What is asked:
Can you give all the records again without altering a single character?
********************
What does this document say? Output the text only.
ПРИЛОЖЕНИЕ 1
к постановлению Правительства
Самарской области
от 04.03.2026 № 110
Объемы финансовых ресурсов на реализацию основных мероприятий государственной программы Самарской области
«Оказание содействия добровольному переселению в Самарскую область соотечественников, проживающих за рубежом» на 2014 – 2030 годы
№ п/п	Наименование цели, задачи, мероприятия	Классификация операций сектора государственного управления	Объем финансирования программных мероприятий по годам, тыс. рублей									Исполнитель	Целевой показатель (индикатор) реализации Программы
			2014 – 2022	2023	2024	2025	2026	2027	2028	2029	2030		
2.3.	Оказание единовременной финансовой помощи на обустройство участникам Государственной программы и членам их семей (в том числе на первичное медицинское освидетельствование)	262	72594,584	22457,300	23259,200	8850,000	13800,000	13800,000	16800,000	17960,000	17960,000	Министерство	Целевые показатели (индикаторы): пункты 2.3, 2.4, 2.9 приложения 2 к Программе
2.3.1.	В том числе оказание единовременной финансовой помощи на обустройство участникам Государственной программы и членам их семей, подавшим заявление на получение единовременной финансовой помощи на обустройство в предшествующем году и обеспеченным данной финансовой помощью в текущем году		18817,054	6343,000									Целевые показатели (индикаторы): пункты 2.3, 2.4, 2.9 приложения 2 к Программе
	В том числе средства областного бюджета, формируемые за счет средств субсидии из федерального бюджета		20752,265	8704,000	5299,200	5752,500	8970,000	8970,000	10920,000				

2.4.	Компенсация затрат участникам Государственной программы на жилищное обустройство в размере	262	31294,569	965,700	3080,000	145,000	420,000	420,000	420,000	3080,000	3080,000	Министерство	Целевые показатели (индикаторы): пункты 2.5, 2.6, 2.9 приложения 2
********************
Written answer:
What does this document say? Output the text only.
ПРИЛОЖЕНИЕ 1
к постановлению Правительства
Самарской области
от 04.03.2026 № 110
Объемы финансовых ресурсов на реализацию основных мероприятий государственной программы Самарской области
«Оказание содействия добровольному переселению в Самарскую область соотечественников, проживающих за рубежом» на 2014 – 2030 годы
№ п/п	Наименование цели, задачи, мероприятия	Классификация операций сектора государственного управления	Объем финансирования программных мероприятий по годам, тыс. рублей									Исполнитель	Целевой показатель (индикатор) реализации Программы
			2014 – 2022	2023	2024	2025	2026	2027	2028	2029	2030		
2.3.	Оказание единовременной финансовой помощи на обустройство участникам Государственной программы и членам их семей (в том числе на первичное медицинское освидетельствование)	262	72594,584	22457,300	23259,200	8850,000	13800,000	13800,000	16800,000	17960,000	17960,000	Министерство	Целевые показатели (индикаторы): пункты 2.3, 2.4, 2.9 приложения 2 к Программе
2.3.1.	В том числе оказание единовременной финансовой помощи на обустройство участникам Государственной программы и членам их семей, подавшим заявление на получение единовременной финансовой помощи на обустройство в предшествующем году и обеспеченным данной финансовой помощью в текущем году		18817,054	6343,000									Целевые показатели (индикаторы): пункты 2.3, 2.4, 2.9 приложения 2 к Программе
	В том числе средства областного бюджета, формируемые за счет средств субсидии из федерального бюджета		20752,265	8704,000	5299,200	5752,500	8970,000	8970,000	10920,000				

2.4.	Компенсация затрат участникам Государственной программы на жилищное обустройство в размере	262	31294,569	965,700	3080,000	145,000	420,000	420,000	420,000	3080,000	3080,000	Министерство	Целевые показатели (индикаторы): пункты 2.5, 2.6, 2.9 приложения 2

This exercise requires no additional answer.